— START OF Data for the task —
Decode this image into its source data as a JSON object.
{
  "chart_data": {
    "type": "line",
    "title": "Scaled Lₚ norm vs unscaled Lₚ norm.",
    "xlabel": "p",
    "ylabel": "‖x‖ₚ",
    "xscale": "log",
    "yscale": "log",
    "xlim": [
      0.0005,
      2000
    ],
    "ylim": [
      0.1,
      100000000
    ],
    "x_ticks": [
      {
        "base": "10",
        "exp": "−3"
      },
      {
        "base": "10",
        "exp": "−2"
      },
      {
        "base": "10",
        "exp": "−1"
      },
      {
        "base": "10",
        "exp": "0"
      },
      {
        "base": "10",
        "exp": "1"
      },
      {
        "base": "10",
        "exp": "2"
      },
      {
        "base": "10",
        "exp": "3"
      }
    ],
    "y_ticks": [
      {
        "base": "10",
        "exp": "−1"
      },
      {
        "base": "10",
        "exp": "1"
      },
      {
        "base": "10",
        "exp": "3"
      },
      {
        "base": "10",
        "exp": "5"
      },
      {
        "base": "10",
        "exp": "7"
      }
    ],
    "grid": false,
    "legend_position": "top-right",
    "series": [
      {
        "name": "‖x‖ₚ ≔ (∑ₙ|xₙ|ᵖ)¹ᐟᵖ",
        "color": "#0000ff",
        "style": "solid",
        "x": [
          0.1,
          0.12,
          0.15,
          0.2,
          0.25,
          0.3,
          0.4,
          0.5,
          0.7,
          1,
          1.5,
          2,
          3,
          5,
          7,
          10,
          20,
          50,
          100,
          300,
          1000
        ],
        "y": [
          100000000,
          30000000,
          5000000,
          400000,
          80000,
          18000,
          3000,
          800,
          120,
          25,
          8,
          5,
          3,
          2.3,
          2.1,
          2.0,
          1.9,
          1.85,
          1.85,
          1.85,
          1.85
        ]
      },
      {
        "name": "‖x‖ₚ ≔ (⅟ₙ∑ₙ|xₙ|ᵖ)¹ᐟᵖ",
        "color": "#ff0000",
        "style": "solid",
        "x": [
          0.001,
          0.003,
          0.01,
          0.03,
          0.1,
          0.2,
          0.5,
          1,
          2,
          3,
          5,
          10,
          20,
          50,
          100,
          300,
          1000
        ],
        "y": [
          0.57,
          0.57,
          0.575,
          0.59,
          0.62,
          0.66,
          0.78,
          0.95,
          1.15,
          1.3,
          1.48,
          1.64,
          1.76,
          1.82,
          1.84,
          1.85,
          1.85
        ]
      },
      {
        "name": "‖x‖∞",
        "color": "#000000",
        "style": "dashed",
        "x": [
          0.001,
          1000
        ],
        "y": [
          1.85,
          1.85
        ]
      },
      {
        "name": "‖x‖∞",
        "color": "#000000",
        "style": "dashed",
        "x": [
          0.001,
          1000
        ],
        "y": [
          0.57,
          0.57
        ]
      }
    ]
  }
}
— END OF Data for the task —
*Goal:*
Copy each line of the listing that contains the string "color".

*Completed task:*
        "color": "#0000ff",
        "color": "#ff0000",
        "color": "#000000",
        "color": "#000000",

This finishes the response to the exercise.